Data listing:
# # # # #
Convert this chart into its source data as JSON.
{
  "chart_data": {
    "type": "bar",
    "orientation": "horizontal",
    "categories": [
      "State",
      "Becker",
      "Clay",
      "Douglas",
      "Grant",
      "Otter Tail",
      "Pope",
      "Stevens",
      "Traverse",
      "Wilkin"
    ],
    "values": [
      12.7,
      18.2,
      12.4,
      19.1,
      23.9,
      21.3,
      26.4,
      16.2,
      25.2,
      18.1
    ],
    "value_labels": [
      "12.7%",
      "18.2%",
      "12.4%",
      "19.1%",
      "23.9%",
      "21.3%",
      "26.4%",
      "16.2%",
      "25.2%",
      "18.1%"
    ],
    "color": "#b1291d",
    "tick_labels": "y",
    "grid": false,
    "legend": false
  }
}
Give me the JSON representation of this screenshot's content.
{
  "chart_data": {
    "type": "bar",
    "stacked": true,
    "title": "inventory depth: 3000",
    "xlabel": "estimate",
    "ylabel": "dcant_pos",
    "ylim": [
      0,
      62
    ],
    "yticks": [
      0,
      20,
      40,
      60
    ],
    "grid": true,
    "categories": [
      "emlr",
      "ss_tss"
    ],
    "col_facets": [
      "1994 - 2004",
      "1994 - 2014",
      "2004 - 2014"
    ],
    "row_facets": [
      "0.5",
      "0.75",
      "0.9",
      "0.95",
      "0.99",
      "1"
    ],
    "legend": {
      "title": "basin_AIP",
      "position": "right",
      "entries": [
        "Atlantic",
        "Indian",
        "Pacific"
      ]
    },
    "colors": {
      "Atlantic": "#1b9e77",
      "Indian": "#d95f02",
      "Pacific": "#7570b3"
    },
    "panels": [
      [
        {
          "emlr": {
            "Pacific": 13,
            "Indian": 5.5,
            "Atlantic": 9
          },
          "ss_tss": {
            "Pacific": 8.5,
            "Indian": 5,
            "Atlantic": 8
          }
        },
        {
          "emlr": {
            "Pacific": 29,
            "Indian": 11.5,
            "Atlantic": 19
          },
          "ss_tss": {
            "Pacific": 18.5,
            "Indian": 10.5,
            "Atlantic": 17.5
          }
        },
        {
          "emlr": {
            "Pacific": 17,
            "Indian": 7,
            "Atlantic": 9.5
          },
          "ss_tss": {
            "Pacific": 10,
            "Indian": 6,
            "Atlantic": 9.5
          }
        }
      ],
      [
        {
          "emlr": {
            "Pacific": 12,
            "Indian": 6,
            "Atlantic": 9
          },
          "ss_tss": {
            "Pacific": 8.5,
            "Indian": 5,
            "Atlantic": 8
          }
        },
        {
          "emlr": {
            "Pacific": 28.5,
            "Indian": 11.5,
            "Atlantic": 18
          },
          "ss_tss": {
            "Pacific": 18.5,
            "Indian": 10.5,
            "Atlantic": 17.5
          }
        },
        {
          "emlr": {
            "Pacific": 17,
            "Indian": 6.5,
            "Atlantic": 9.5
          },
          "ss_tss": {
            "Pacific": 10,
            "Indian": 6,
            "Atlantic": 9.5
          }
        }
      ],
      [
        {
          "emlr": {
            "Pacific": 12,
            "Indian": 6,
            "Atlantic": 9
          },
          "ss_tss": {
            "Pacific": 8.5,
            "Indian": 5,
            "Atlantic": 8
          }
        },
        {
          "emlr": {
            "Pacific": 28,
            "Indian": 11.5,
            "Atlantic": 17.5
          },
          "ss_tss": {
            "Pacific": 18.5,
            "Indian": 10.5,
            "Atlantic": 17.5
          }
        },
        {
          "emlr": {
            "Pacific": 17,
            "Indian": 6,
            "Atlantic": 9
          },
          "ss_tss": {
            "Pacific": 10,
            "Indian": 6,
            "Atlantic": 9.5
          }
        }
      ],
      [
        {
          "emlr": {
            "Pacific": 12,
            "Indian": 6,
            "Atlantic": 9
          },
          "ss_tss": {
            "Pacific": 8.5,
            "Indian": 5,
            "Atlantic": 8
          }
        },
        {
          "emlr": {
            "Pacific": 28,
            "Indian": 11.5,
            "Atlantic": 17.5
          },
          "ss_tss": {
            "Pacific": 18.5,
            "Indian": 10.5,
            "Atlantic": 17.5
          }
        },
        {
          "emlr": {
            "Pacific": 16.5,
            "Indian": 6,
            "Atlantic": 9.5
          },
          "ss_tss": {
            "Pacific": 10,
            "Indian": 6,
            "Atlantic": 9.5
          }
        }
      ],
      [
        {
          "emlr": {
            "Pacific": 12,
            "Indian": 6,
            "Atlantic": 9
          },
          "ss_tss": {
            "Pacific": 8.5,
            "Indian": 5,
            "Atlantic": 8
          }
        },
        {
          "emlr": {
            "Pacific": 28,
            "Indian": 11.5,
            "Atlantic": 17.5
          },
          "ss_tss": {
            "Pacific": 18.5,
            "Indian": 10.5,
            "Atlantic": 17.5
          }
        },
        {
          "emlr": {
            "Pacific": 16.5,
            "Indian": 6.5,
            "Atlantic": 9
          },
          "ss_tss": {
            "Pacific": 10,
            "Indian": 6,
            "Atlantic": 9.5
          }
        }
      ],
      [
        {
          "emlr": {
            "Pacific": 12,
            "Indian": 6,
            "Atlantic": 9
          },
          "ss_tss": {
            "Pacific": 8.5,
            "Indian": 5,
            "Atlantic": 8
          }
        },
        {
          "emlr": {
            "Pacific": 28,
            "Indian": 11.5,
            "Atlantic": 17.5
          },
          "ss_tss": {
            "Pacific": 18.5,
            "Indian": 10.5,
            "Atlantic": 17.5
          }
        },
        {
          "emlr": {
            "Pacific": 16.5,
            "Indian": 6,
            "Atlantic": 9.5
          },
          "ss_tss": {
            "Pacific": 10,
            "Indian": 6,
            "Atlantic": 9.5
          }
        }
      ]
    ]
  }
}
# # # # #
Return all lines with the word "this" in them.

Convert this chart into its source data as JSON.
Give me the JSON representation of this screenshot's content.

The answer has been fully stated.